Work to do => Pictures do not belong in the copy; restate the records below word for word.

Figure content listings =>
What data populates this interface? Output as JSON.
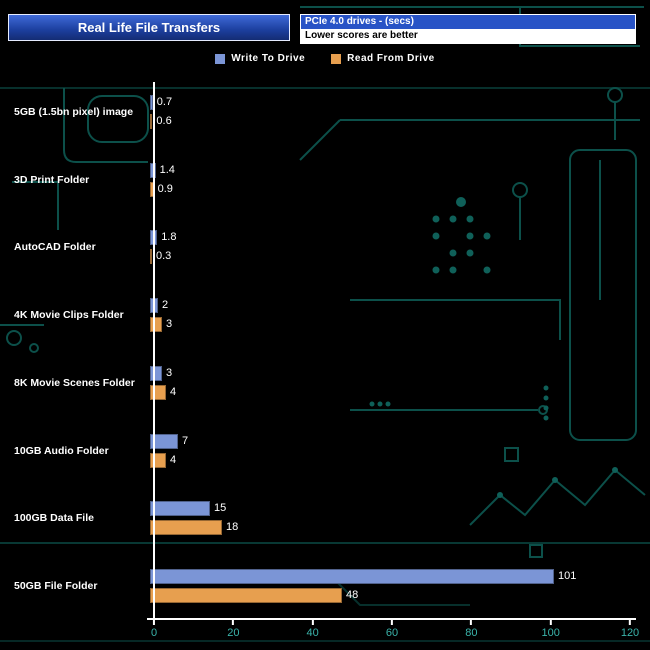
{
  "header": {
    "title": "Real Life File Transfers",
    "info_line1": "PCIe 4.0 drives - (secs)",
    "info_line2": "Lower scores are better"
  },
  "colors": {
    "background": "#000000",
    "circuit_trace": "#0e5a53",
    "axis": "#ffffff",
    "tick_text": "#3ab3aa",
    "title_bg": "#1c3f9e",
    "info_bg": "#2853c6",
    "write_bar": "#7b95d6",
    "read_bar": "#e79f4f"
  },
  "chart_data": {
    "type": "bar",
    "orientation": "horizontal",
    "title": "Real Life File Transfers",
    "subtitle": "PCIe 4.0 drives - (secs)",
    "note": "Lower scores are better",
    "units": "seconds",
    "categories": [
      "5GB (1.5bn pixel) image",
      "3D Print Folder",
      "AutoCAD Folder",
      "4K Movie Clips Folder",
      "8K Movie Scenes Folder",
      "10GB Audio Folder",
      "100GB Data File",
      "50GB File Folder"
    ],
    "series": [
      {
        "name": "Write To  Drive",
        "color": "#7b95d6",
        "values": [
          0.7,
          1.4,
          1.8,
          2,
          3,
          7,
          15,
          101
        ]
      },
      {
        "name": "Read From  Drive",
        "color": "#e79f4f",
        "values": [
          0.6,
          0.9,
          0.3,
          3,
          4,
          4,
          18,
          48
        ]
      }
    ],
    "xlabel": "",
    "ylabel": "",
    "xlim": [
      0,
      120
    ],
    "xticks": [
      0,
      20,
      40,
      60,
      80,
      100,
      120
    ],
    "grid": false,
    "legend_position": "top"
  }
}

The completed task =>
What data populates this interface? Output as JSON.
{
  "header": {
    "title": "Real Life File Transfers",
    "info_line1": "PCIe 4.0 drives - (secs)",
    "info_line2": "Lower scores are better"
  },
  "colors": {
    "background": "#000000",
    "circuit_trace": "#0e5a53",
    "axis": "#ffffff",
    "tick_text": "#3ab3aa",
    "title_bg": "#1c3f9e",
    "info_bg": "#2853c6",
    "write_bar": "#7b95d6",
    "read_bar": "#e79f4f"
  },
  "chart_data": {
    "type": "bar",
    "orientation": "horizontal",
    "title": "Real Life File Transfers",
    "subtitle": "PCIe 4.0 drives - (secs)",
    "note": "Lower scores are better",
    "units": "seconds",
    "categories": [
      "5GB (1.5bn pixel) image",
      "3D Print Folder",
      "AutoCAD Folder",
      "4K Movie Clips Folder",
      "8K Movie Scenes Folder",
      "10GB Audio Folder",
      "100GB Data File",
      "50GB File Folder"
    ],
    "series": [
      {
        "name": "Write To  Drive",
        "color": "#7b95d6",
        "values": [
          0.7,
          1.4,
          1.8,
          2,
          3,
          7,
          15,
          101
        ]
      },
      {
        "name": "Read From  Drive",
        "color": "#e79f4f",
        "values": [
          0.6,
          0.9,
          0.3,
          3,
          4,
          4,
          18,
          48
        ]
      }
    ],
    "xlabel": "",
    "ylabel": "",
    "xlim": [
      0,
      120
    ],
    "xticks": [
      0,
      20,
      40,
      60,
      80,
      100,
      120
    ],
    "grid": false,
    "legend_position": "top"
  }
}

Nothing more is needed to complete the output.